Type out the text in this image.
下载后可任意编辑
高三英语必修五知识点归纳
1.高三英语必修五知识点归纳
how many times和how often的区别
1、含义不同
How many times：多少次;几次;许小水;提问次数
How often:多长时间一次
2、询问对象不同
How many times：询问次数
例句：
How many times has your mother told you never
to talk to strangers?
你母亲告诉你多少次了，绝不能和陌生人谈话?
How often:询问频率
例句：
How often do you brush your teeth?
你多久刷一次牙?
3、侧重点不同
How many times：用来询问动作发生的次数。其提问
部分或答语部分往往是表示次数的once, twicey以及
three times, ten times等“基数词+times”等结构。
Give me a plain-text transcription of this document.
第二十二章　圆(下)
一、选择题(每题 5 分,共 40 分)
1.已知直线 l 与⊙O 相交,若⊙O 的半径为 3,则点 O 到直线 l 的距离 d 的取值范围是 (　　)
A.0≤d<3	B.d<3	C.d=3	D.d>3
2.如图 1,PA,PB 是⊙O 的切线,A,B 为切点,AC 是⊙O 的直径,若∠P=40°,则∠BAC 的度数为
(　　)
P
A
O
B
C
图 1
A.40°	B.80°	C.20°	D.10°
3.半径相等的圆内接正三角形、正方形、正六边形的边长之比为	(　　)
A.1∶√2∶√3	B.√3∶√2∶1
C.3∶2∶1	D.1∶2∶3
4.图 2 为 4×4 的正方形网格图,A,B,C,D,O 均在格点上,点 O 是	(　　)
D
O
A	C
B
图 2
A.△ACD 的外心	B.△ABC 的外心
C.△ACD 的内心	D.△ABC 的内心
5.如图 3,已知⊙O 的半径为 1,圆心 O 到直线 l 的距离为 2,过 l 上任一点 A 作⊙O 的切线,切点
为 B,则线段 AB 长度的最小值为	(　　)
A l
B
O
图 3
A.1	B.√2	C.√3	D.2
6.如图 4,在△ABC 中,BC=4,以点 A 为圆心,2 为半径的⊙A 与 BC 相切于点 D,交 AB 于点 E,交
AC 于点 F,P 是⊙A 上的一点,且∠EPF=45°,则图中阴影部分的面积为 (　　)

──────────

What you are asked to do: Go through the listing and copy all of it exactly.

Correct result:
Type out the text in this image.
下载后可任意编辑
高三英语必修五知识点归纳
1.高三英语必修五知识点归纳
how many times和how often的区别
1、含义不同
How many times：多少次;几次;许小水;提问次数
How often:多长时间一次
2、询问对象不同
How many times：询问次数
例句：
How many times has your mother told you never
to talk to strangers?
你母亲告诉你多少次了，绝不能和陌生人谈话?
How often:询问频率
例句：
How often do you brush your teeth?
你多久刷一次牙?
3、侧重点不同
How many times：用来询问动作发生的次数。其提问
部分或答语部分往往是表示次数的once, twicey以及
three times, ten times等“基数词+times”等结构。
Give me a plain-text transcription of this document.
第二十二章　圆(下)
一、选择题(每题 5 分,共 40 分)
1.已知直线 l 与⊙O 相交,若⊙O 的半径为 3,则点 O 到直线 l 的距离 d 的取值范围是 (　　)
A.0≤d<3	B.d<3	C.d=3	D.d>3
2.如图 1,PA,PB 是⊙O 的切线,A,B 为切点,AC 是⊙O 的直径,若∠P=40°,则∠BAC 的度数为
(　　)
P
A
O
B
C
图 1
A.40°	B.80°	C.20°	D.10°
3.半径相等的圆内接正三角形、正方形、正六边形的边长之比为	(　　)
A.1∶√2∶√3	B.√3∶√2∶1
C.3∶2∶1	D.1∶2∶3
4.图 2 为 4×4 的正方形网格图,A,B,C,D,O 均在格点上,点 O 是	(　　)
D
O
A	C
B
图 2
A.△ACD 的外心	B.△ABC 的外心
C.△ACD 的内心	D.△ABC 的内心
5.如图 3,已知⊙O 的半径为 1,圆心 O 到直线 l 的距离为 2,过 l 上任一点 A 作⊙O 的切线,切点
为 B,则线段 AB 长度的最小值为	(　　)
A l
B
O
图 3
A.1	B.√2	C.√3	D.2
6.如图 4,在△ABC 中,BC=4,以点 A 为圆心,2 为半径的⊙A 与 BC 相切于点 D,交 AB 于点 E,交
AC 于点 F,P 是⊙A 上的一点,且∠EPF=45°,则图中阴影部分的面积为 (　　)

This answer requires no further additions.